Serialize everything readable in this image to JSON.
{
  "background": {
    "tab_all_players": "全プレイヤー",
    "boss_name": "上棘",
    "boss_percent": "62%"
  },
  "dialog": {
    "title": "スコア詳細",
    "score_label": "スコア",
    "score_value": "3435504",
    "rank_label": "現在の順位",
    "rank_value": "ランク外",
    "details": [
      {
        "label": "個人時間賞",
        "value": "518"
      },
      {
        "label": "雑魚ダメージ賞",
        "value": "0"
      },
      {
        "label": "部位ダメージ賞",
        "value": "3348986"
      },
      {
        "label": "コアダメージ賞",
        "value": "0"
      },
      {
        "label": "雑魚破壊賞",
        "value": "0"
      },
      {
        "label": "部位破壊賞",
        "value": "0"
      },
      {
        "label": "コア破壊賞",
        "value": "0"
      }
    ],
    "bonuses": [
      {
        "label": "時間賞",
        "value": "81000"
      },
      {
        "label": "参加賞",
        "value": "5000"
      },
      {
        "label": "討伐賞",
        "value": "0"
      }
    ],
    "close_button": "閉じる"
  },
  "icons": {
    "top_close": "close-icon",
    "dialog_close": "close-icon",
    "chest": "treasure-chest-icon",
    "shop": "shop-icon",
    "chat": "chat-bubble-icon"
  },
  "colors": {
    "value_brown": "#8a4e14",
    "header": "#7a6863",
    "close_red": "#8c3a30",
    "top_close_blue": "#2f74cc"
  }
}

§ **GOAL OF THE EXERCISE**
All of the data needs to be reproduced exactly, with no line missing.

§ **TASK SOLUTION**
Serialize everything readable in this image to JSON.
{
  "background": {
    "tab_all_players": "全プレイヤー",
    "boss_name": "上棘",
    "boss_percent": "62%"
  },
  "dialog": {
    "title": "スコア詳細",
    "score_label": "スコア",
    "score_value": "3435504",
    "rank_label": "現在の順位",
    "rank_value": "ランク外",
    "details": [
      {
        "label": "個人時間賞",
        "value": "518"
      },
      {
        "label": "雑魚ダメージ賞",
        "value": "0"
      },
      {
        "label": "部位ダメージ賞",
        "value": "3348986"
      },
      {
        "label": "コアダメージ賞",
        "value": "0"
      },
      {
        "label": "雑魚破壊賞",
        "value": "0"
      },
      {
        "label": "部位破壊賞",
        "value": "0"
      },
      {
        "label": "コア破壊賞",
        "value": "0"
      }
    ],
    "bonuses": [
      {
        "label": "時間賞",
        "value": "81000"
      },
      {
        "label": "参加賞",
        "value": "5000"
      },
      {
        "label": "討伐賞",
        "value": "0"
      }
    ],
    "close_button": "閉じる"
  },
  "icons": {
    "top_close": "close-icon",
    "dialog_close": "close-icon",
    "chest": "treasure-chest-icon",
    "shop": "shop-icon",
    "chat": "chat-bubble-icon"
  },
  "colors": {
    "value_brown": "#8a4e14",
    "header": "#7a6863",
    "close_red": "#8c3a30",
    "top_close_blue": "#2f74cc"
  }
}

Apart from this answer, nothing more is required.